EXERCISE DETAILS: Search the listing below for the string "Heav" and show each line that contains it.

Collected data entries
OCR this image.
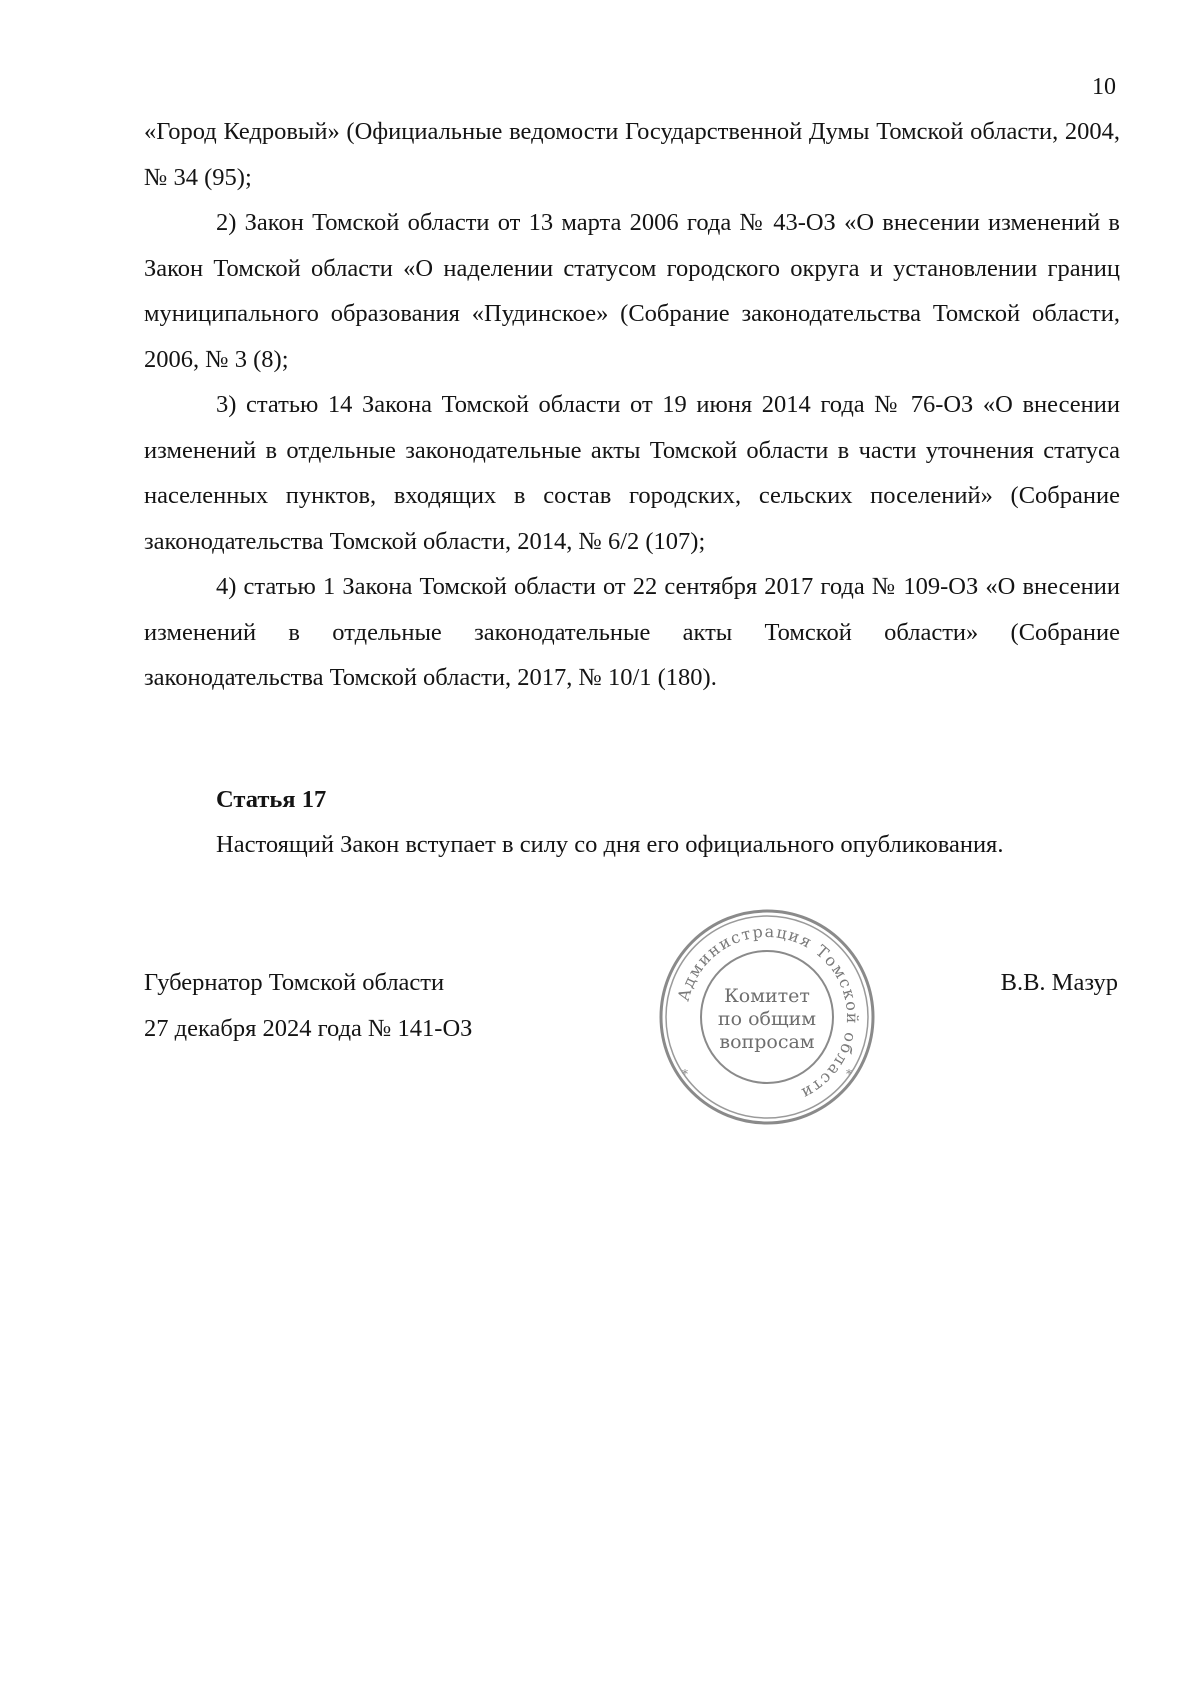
10

«Город Кедровый» (Официальные ведомости Государственной Думы Томской области, 2004, № 34 (95);

2) Закон Томской области от 13 марта 2006 года № 43-ОЗ «О внесении изменений в Закон Томской области «О наделении статусом городского округа и установлении границ муниципального образования «Пудинское» (Собрание законодательства Томской области, 2006, № 3 (8);

3) статью 14 Закона Томской области от 19 июня 2014 года № 76-ОЗ «О внесении изменений в отдельные законодательные акты Томской области в части уточнения статуса населенных пунктов, входящих в состав городских, сельских поселений» (Собрание законодательства Томской области, 2014, № 6/2 (107);

4) статью 1 Закона Томской области от 22 сентября 2017 года № 109-ОЗ «О внесении изменений в отдельные законодательные акты Томской области» (Собрание законодательства Томской области, 2017, № 10/1 (180).

Статья 17
Настоящий Закон вступает в силу со дня его официального опубликования.
Губернатор Томской области
27 декабря 2024 года № 141-ОЗ
В.В. Мазур
Администрация Томской области
*	*
Комитет
по общим
вопросам
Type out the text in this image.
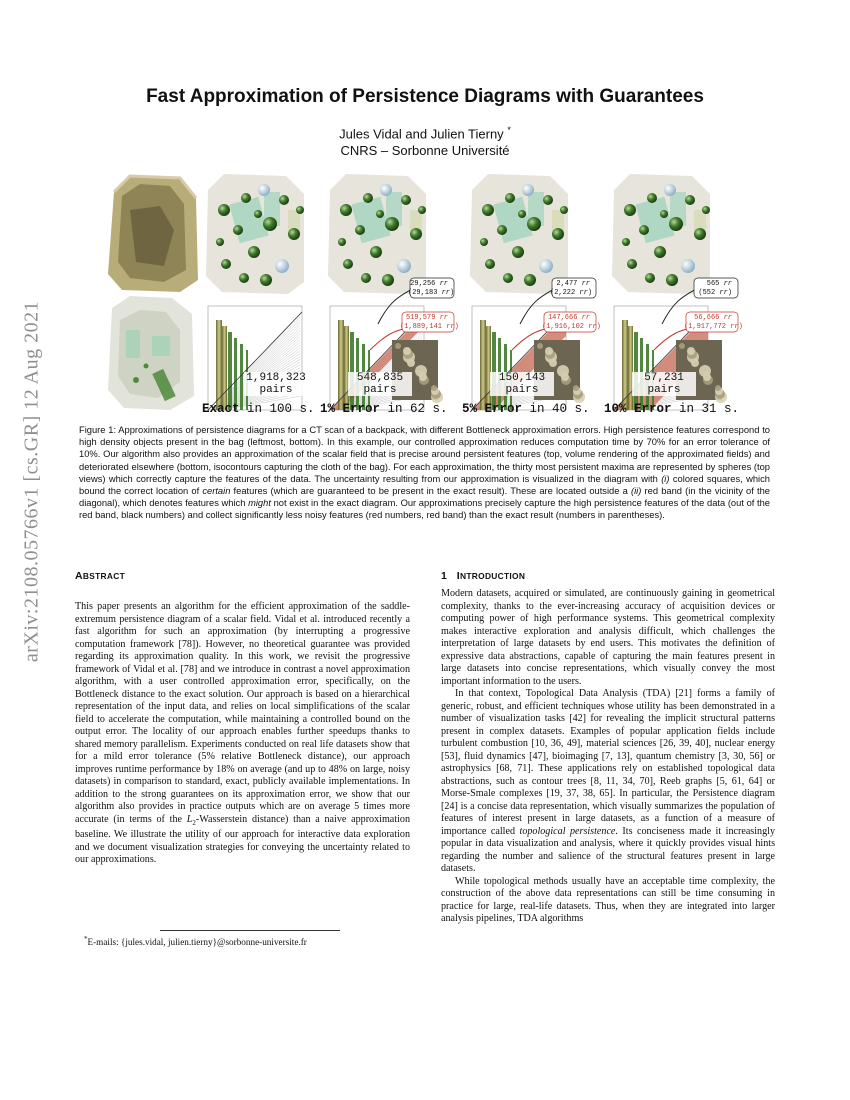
arXiv:2108.05766v1 [cs.GR] 12 Aug 2021
Fast Approximation of Persistence Diagrams with Guarantees
Jules Vidal and Julien Tierny *
CNRS – Sorbonne Université
1,918,323
pairs
Exact in 100 s.
548,835
pairs
1% Error in 62 s.
29,256 rr
(29,183 rr
519,579 rr
(1,889,141 rr)
150,143
pairs
5% Error in 40 s.
2,477 rr
(2,222 rr)
147,666 rr
(1,916,102 rr)
57,231
pairs
10% Error in 31 s.
565 rr
(552 rr)
56,666 rr
(1,917,772 rr)
Figure 1: Approximations of persistence diagrams for a CT scan of a backpack, with different Bottleneck approximation errors. High persistence features correspond to high density objects present in the bag (leftmost, bottom). In this example, our controlled approximation reduces computation time by 70% for an error tolerance of 10%. Our algorithm also provides an approximation of the scalar field that is precise around persistent features (top, volume rendering of the approximated fields) and deteriorated elsewhere (bottom, isocontours capturing the cloth of the bag). For each approximation, the thirty most persistent maxima are represented by spheres (top views) which correctly capture the features of the data. The uncertainty resulting from our approximation is visualized in the diagram with (i) colored squares, which bound the correct location of certain features (which are guaranteed to be present in the exact result). These are located outside a (ii) red band (in the vicinity of the diagonal), which denotes features which might not exist in the exact diagram. Our approximations precisely capture the high persistence features of the data (out of the red band, black numbers) and collect significantly less noisy features (red numbers, red band) than the exact result (numbers in parentheses).
ABSTRACT

This paper presents an algorithm for the efficient approximation of the saddle-extremum persistence diagram of a scalar field. Vidal et al. introduced recently a fast algorithm for such an approximation (by interrupting a progressive computation framework [78]). However, no theoretical guarantee was provided regarding its approximation quality. In this work, we revisit the progressive framework of Vidal et al. [78] and we introduce in contrast a novel approximation algorithm, with a user controlled approximation error, specifically, on the Bottleneck distance to the exact solution. Our approach is based on a hierarchical representation of the input data, and relies on local simplifications of the scalar field to accelerate the computation, while maintaining a controlled bound on the output error. The locality of our approach enables further speedups thanks to shared memory parallelism. Experiments conducted on real life datasets show that for a mild error tolerance (5% relative Bottleneck distance), our approach improves runtime performance by 18% on average (and up to 48% on large, noisy datasets) in comparison to standard, exact, publicly available implementations. In addition to the strong guarantees on its approximation error, we show that our algorithm also provides in practice outputs which are on average 5 times more accurate (in terms of the $L_2$-Wasserstein distance) than a naive approximation baseline. We illustrate the utility of our approach for interactive data exploration and we document visualization strategies for conveying the uncertainty related to our approximations.

*E-mails: {jules.vidal, julien.tierny}@sorbonne-universite.fr
1 INTRODUCTION

Modern datasets, acquired or simulated, are continuously gaining in geometrical complexity, thanks to the ever-increasing accuracy of acquisition devices or computing power of high performance systems. This geometrical complexity makes interactive exploration and analysis difficult, which challenges the interpretation of large datasets by end users. This motivates the definition of expressive data abstractions, capable of capturing the main features present in large datasets into concise representations, which visually convey the most important information to the users.

In that context, Topological Data Analysis (TDA) [21] forms a family of generic, robust, and efficient techniques whose utility has been demonstrated in a number of visualization tasks [42] for revealing the implicit structural patterns present in complex datasets. Examples of popular application fields include turbulent combustion [10, 36, 49], material sciences [26, 39, 40], nuclear energy [53], fluid dynamics [47], bioimaging [7, 13], quantum chemistry [3, 30, 56] or astrophysics [68, 71]. These applications rely on established topological data abstractions, such as contour trees [8, 11, 34, 70], Reeb graphs [5, 61, 64] or Morse-Smale complexes [19, 37, 38, 65]. In particular, the Persistence diagram [24] is a concise data representation, which visually summarizes the population of features of interest present in large datasets, as a function of a measure of importance called topological persistence. Its conciseness made it increasingly popular in data visualization and analysis, where it quickly provides visual hints regarding the number and salience of the structural features present in large datasets.

While topological methods usually have an acceptable time complexity, the construction of the above data representations can still be time consuming in practice for large, real-life datasets. Thus, when they are integrated into larger analysis pipelines, TDA algorithms
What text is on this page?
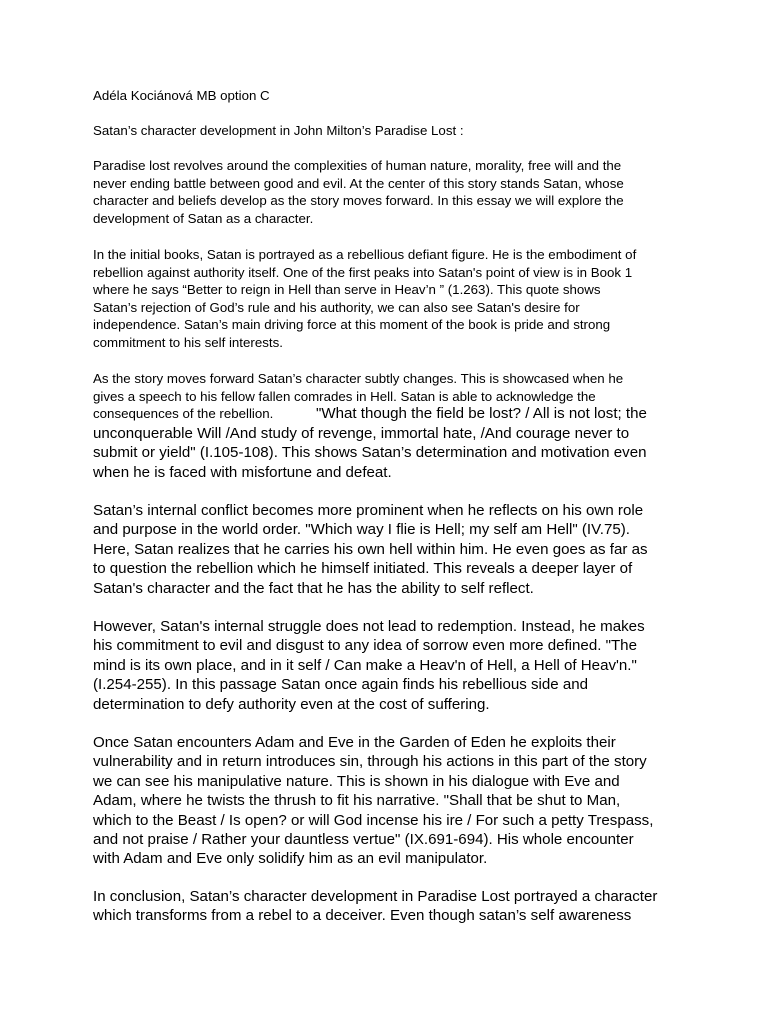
Adéla Kociánová MB option C
Satan’s character development in John Milton’s Paradise Lost :
Paradise lost revolves around the complexities of human nature, morality, free will and the
never ending battle between good and evil. At the center of this story stands Satan, whose
character and beliefs develop as the story moves forward. In this essay we will explore the
development of Satan as a character.
In the initial books, Satan is portrayed as a rebellious defiant figure. He is the embodiment of
rebellion against authority itself. One of the first peaks into Satan's point of view is in Book 1
where he says “Better to reign in Hell than serve in Heav’n ” (1.263). This quote shows
Satan’s rejection of God’s rule and his authority, we can also see Satan's desire for
independence. Satan’s main driving force at this moment of the book is pride and strong
commitment to his self interests.
As the story moves forward Satan’s character subtly changes. This is showcased when he
gives a speech to his fellow fallen comrades in Hell. Satan is able to acknowledge the
consequences of the rebellion.	"What though the field be lost? / All is not lost; the
unconquerable Will /And study of revenge, immortal hate, /And courage never to
submit or yield" (I.105-108). This shows Satan’s determination and motivation even
when he is faced with misfortune and defeat.
Satan’s internal conflict becomes more prominent when he reflects on his own role
and purpose in the world order. "Which way I flie is Hell; my self am Hell" (IV.75).
Here, Satan realizes that he carries his own hell within him. He even goes as far as
to question the rebellion which he himself initiated. This reveals a deeper layer of
Satan's character and the fact that he has the ability to self reflect.
However, Satan's internal struggle does not lead to redemption. Instead, he makes
his commitment to evil and disgust to any idea of sorrow even more defined. "The
mind is its own place, and in it self / Can make a Heav'n of Hell, a Hell of Heav'n."
(I.254-255). In this passage Satan once again finds his rebellious side and
determination to defy authority even at the cost of suffering.
Once Satan encounters Adam and Eve in the Garden of Eden he exploits their
vulnerability and in return introduces sin, through his actions in this part of the story
we can see his manipulative nature. This is shown in his dialogue with Eve and
Adam, where he twists the thrush to fit his narrative. "Shall that be shut to Man,
which to the Beast / Is open? or will God incense his ire / For such a petty Trespass,
and not praise / Rather your dauntless vertue" (IX.691-694). His whole encounter
with Adam and Eve only solidify him as an evil manipulator.
In conclusion, Satan’s character development in Paradise Lost portrayed a character
which transforms from a rebel to a deceiver. Even though satan’s self awareness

FINAL RESULT:
where he says “Better to reign in Hell than serve in Heav’n ” (1.263). This quote shows
mind is its own place, and in it self / Can make a Heav'n of Hell, a Hell of Heav'n."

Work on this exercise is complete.